[Challenge]: Without the pictures, copy the entries below word for word.

[Information shown]:
══════════════════════════════
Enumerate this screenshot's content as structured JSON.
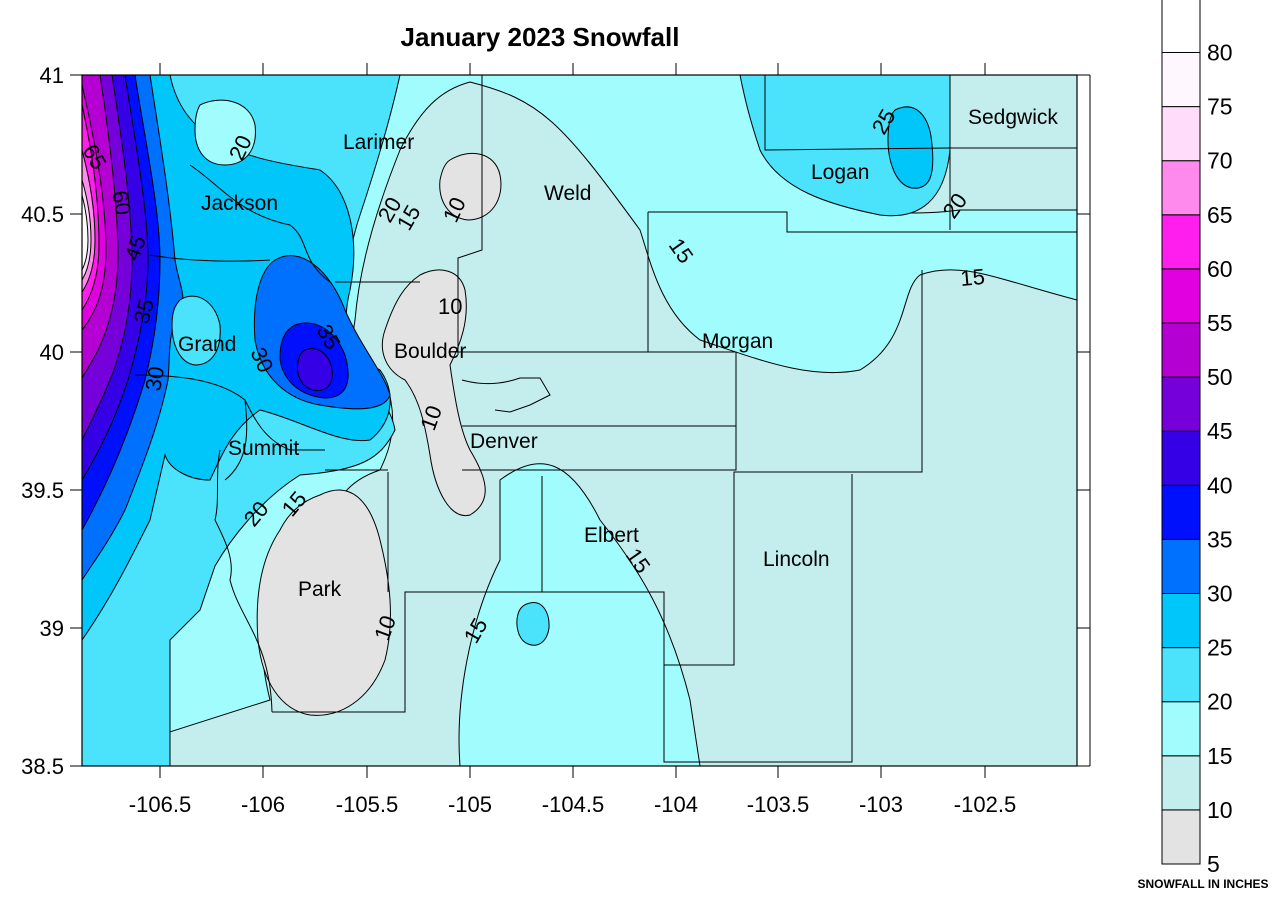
{
  "title": "January 2023 Snowfall",
  "map": {
    "x_ticks": [
      "-106.5",
      "-106",
      "-105.5",
      "-105",
      "-104.5",
      "-104",
      "-103.5",
      "-103",
      "-102.5"
    ],
    "y_ticks": [
      "41",
      "40.5",
      "40",
      "39.5",
      "39",
      "38.5"
    ],
    "counties": [
      "Larimer",
      "Jackson",
      "Weld",
      "Logan",
      "Sedgwick",
      "Grand",
      "Boulder",
      "Morgan",
      "Summit",
      "Denver",
      "Elbert",
      "Lincoln",
      "Park"
    ],
    "contour_labels": [
      "65",
      "60",
      "45",
      "35",
      "30",
      "20",
      "20",
      "15",
      "10",
      "10",
      "35",
      "30",
      "10",
      "20",
      "15",
      "10",
      "15",
      "15",
      "15",
      "25",
      "20",
      "15"
    ]
  },
  "legend": {
    "levels": [
      "5",
      "10",
      "15",
      "20",
      "25",
      "30",
      "35",
      "40",
      "45",
      "50",
      "55",
      "60",
      "65",
      "70",
      "75",
      "80"
    ],
    "colors": [
      "#e3e3e3",
      "#c4eeee",
      "#a0fcfd",
      "#4be3fb",
      "#00c6f9",
      "#0070ff",
      "#0010fd",
      "#3500e6",
      "#7600d9",
      "#b400d2",
      "#e000e0",
      "#ff1eee",
      "#ff8aee",
      "#ffdcfa",
      "#fff7fe",
      "#ffffff"
    ],
    "caption": "SNOWFALL IN INCHES"
  }
}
══════════════════════════════
[Exercise result]:
Enumerate this screenshot's content as structured JSON.
{
  "title": "January 2023 Snowfall",
  "map": {
    "x_ticks": [
      "-106.5",
      "-106",
      "-105.5",
      "-105",
      "-104.5",
      "-104",
      "-103.5",
      "-103",
      "-102.5"
    ],
    "y_ticks": [
      "41",
      "40.5",
      "40",
      "39.5",
      "39",
      "38.5"
    ],
    "counties": [
      "Larimer",
      "Jackson",
      "Weld",
      "Logan",
      "Sedgwick",
      "Grand",
      "Boulder",
      "Morgan",
      "Summit",
      "Denver",
      "Elbert",
      "Lincoln",
      "Park"
    ],
    "contour_labels": [
      "65",
      "60",
      "45",
      "35",
      "30",
      "20",
      "20",
      "15",
      "10",
      "10",
      "35",
      "30",
      "10",
      "20",
      "15",
      "10",
      "15",
      "15",
      "15",
      "25",
      "20",
      "15"
    ]
  },
  "legend": {
    "levels": [
      "5",
      "10",
      "15",
      "20",
      "25",
      "30",
      "35",
      "40",
      "45",
      "50",
      "55",
      "60",
      "65",
      "70",
      "75",
      "80"
    ],
    "colors": [
      "#e3e3e3",
      "#c4eeee",
      "#a0fcfd",
      "#4be3fb",
      "#00c6f9",
      "#0070ff",
      "#0010fd",
      "#3500e6",
      "#7600d9",
      "#b400d2",
      "#e000e0",
      "#ff1eee",
      "#ff8aee",
      "#ffdcfa",
      "#fff7fe",
      "#ffffff"
    ],
    "caption": "SNOWFALL IN INCHES"
  }
}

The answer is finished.